AIM OF THE EXERCISE → Repeat the listing in full. Nothing may be added or left out.

Dataset items:
╔══

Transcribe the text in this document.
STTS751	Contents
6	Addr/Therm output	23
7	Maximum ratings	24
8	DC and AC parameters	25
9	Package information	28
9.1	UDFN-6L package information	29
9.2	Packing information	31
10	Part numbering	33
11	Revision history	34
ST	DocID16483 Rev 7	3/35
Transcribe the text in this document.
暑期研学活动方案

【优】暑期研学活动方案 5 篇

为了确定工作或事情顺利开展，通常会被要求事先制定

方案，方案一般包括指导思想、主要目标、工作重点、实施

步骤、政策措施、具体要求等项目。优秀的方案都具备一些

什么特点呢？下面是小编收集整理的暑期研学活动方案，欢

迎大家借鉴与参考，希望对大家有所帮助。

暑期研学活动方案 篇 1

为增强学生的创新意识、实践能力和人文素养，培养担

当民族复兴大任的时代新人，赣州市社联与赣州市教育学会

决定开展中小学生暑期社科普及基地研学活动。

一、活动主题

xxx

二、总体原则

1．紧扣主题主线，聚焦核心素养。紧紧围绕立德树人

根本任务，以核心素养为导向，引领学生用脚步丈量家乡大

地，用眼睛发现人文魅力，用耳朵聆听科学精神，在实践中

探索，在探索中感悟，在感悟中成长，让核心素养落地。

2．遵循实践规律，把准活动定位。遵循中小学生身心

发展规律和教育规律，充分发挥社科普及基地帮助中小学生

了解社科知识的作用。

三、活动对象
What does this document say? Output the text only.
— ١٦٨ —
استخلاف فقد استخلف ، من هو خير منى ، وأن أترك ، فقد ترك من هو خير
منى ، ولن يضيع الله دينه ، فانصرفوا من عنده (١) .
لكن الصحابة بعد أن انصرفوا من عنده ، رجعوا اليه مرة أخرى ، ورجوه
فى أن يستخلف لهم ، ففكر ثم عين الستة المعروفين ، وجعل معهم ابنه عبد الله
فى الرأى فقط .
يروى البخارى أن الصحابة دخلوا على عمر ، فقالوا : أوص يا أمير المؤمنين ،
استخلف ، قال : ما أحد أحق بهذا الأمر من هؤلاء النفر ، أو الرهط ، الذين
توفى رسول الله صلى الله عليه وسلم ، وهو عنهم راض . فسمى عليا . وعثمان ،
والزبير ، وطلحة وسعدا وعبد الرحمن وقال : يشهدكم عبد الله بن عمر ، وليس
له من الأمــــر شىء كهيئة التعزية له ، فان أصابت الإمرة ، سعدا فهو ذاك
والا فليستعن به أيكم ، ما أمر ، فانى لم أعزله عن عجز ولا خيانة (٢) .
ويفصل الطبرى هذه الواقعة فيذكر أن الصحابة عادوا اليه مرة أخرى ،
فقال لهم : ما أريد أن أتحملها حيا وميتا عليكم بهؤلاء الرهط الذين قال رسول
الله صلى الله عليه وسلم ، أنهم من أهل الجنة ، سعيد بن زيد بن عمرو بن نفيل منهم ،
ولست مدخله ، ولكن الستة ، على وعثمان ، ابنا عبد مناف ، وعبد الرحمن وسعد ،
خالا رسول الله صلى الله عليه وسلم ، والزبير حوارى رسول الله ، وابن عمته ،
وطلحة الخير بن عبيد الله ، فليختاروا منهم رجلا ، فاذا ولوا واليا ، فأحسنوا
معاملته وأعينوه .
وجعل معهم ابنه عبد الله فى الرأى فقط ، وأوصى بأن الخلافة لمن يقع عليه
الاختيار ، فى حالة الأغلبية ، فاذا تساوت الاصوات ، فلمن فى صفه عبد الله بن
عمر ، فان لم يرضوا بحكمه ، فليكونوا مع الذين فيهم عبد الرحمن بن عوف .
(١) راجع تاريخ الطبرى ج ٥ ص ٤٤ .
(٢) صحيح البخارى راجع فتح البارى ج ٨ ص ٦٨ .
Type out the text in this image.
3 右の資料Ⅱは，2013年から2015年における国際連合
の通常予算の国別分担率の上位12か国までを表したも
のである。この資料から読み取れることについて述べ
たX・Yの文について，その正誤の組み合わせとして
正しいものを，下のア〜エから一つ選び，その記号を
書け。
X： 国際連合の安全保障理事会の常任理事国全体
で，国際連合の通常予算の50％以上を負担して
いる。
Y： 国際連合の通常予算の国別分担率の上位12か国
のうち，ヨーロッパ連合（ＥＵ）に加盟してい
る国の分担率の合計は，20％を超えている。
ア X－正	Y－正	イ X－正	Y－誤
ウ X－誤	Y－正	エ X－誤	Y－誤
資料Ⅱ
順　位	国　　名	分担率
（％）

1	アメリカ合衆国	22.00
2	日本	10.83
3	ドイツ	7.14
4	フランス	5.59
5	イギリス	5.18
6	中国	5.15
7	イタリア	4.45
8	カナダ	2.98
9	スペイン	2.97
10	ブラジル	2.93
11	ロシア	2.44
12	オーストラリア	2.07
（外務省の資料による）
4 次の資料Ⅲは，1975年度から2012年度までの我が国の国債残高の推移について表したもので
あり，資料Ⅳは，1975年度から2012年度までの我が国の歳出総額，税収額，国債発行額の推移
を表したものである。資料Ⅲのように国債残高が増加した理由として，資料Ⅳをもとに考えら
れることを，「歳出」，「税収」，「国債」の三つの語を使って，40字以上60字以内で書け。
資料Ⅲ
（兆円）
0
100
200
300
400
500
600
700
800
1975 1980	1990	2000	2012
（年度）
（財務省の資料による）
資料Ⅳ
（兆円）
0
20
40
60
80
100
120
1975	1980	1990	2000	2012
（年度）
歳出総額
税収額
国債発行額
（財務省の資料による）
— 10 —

╚══

ANSWER FOR THE TASK →
Transcribe the text in this document.
STTS751	Contents
6	Addr/Therm output	23
7	Maximum ratings	24
8	DC and AC parameters	25
9	Package information	28
9.1	UDFN-6L package information	29
9.2	Packing information	31
10	Part numbering	33
11	Revision history	34
ST	DocID16483 Rev 7	3/35
Transcribe the text in this document.
暑期研学活动方案

【优】暑期研学活动方案 5 篇

为了确定工作或事情顺利开展，通常会被要求事先制定

方案，方案一般包括指导思想、主要目标、工作重点、实施

步骤、政策措施、具体要求等项目。优秀的方案都具备一些

什么特点呢？下面是小编收集整理的暑期研学活动方案，欢

迎大家借鉴与参考，希望对大家有所帮助。

暑期研学活动方案 篇 1

为增强学生的创新意识、实践能力和人文素养，培养担

当民族复兴大任的时代新人，赣州市社联与赣州市教育学会

决定开展中小学生暑期社科普及基地研学活动。

一、活动主题

xxx

二、总体原则

1．紧扣主题主线，聚焦核心素养。紧紧围绕立德树人

根本任务，以核心素养为导向，引领学生用脚步丈量家乡大

地，用眼睛发现人文魅力，用耳朵聆听科学精神，在实践中

探索，在探索中感悟，在感悟中成长，让核心素养落地。

2．遵循实践规律，把准活动定位。遵循中小学生身心

发展规律和教育规律，充分发挥社科普及基地帮助中小学生

了解社科知识的作用。

三、活动对象
What does this document say? Output the text only.
— ١٦٨ —
استخلاف فقد استخلف ، من هو خير منى ، وأن أترك ، فقد ترك من هو خير
منى ، ولن يضيع الله دينه ، فانصرفوا من عنده (١) .
لكن الصحابة بعد أن انصرفوا من عنده ، رجعوا اليه مرة أخرى ، ورجوه
فى أن يستخلف لهم ، ففكر ثم عين الستة المعروفين ، وجعل معهم ابنه عبد الله
فى الرأى فقط .
يروى البخارى أن الصحابة دخلوا على عمر ، فقالوا : أوص يا أمير المؤمنين ،
استخلف ، قال : ما أحد أحق بهذا الأمر من هؤلاء النفر ، أو الرهط ، الذين
توفى رسول الله صلى الله عليه وسلم ، وهو عنهم راض . فسمى عليا . وعثمان ،
والزبير ، وطلحة وسعدا وعبد الرحمن وقال : يشهدكم عبد الله بن عمر ، وليس
له من الأمــــر شىء كهيئة التعزية له ، فان أصابت الإمرة ، سعدا فهو ذاك
والا فليستعن به أيكم ، ما أمر ، فانى لم أعزله عن عجز ولا خيانة (٢) .
ويفصل الطبرى هذه الواقعة فيذكر أن الصحابة عادوا اليه مرة أخرى ،
فقال لهم : ما أريد أن أتحملها حيا وميتا عليكم بهؤلاء الرهط الذين قال رسول
الله صلى الله عليه وسلم ، أنهم من أهل الجنة ، سعيد بن زيد بن عمرو بن نفيل منهم ،
ولست مدخله ، ولكن الستة ، على وعثمان ، ابنا عبد مناف ، وعبد الرحمن وسعد ،
خالا رسول الله صلى الله عليه وسلم ، والزبير حوارى رسول الله ، وابن عمته ،
وطلحة الخير بن عبيد الله ، فليختاروا منهم رجلا ، فاذا ولوا واليا ، فأحسنوا
معاملته وأعينوه .
وجعل معهم ابنه عبد الله فى الرأى فقط ، وأوصى بأن الخلافة لمن يقع عليه
الاختيار ، فى حالة الأغلبية ، فاذا تساوت الاصوات ، فلمن فى صفه عبد الله بن
عمر ، فان لم يرضوا بحكمه ، فليكونوا مع الذين فيهم عبد الرحمن بن عوف .
(١) راجع تاريخ الطبرى ج ٥ ص ٤٤ .
(٢) صحيح البخارى راجع فتح البارى ج ٨ ص ٦٨ .
Type out the text in this image.
3 右の資料Ⅱは，2013年から2015年における国際連合
の通常予算の国別分担率の上位12か国までを表したも
のである。この資料から読み取れることについて述べ
たX・Yの文について，その正誤の組み合わせとして
正しいものを，下のア〜エから一つ選び，その記号を
書け。
X： 国際連合の安全保障理事会の常任理事国全体
で，国際連合の通常予算の50％以上を負担して
いる。
Y： 国際連合の通常予算の国別分担率の上位12か国
のうち，ヨーロッパ連合（ＥＵ）に加盟してい
る国の分担率の合計は，20％を超えている。
ア X－正	Y－正	イ X－正	Y－誤
ウ X－誤	Y－正	エ X－誤	Y－誤
資料Ⅱ
順　位	国　　名	分担率
（％）

1	アメリカ合衆国	22.00
2	日本	10.83
3	ドイツ	7.14
4	フランス	5.59
5	イギリス	5.18
6	中国	5.15
7	イタリア	4.45
8	カナダ	2.98
9	スペイン	2.97
10	ブラジル	2.93
11	ロシア	2.44
12	オーストラリア	2.07
（外務省の資料による）
4 次の資料Ⅲは，1975年度から2012年度までの我が国の国債残高の推移について表したもので
あり，資料Ⅳは，1975年度から2012年度までの我が国の歳出総額，税収額，国債発行額の推移
を表したものである。資料Ⅲのように国債残高が増加した理由として，資料Ⅳをもとに考えら
れることを，「歳出」，「税収」，「国債」の三つの語を使って，40字以上60字以内で書け。
資料Ⅲ
（兆円）
0
100
200
300
400
500
600
700
800
1975 1980	1990	2000	2012
（年度）
（財務省の資料による）
資料Ⅳ
（兆円）
0
20
40
60
80
100
120
1975	1980	1990	2000	2012
（年度）
歳出総額
税収額
国債発行額
（財務省の資料による）
— 10 —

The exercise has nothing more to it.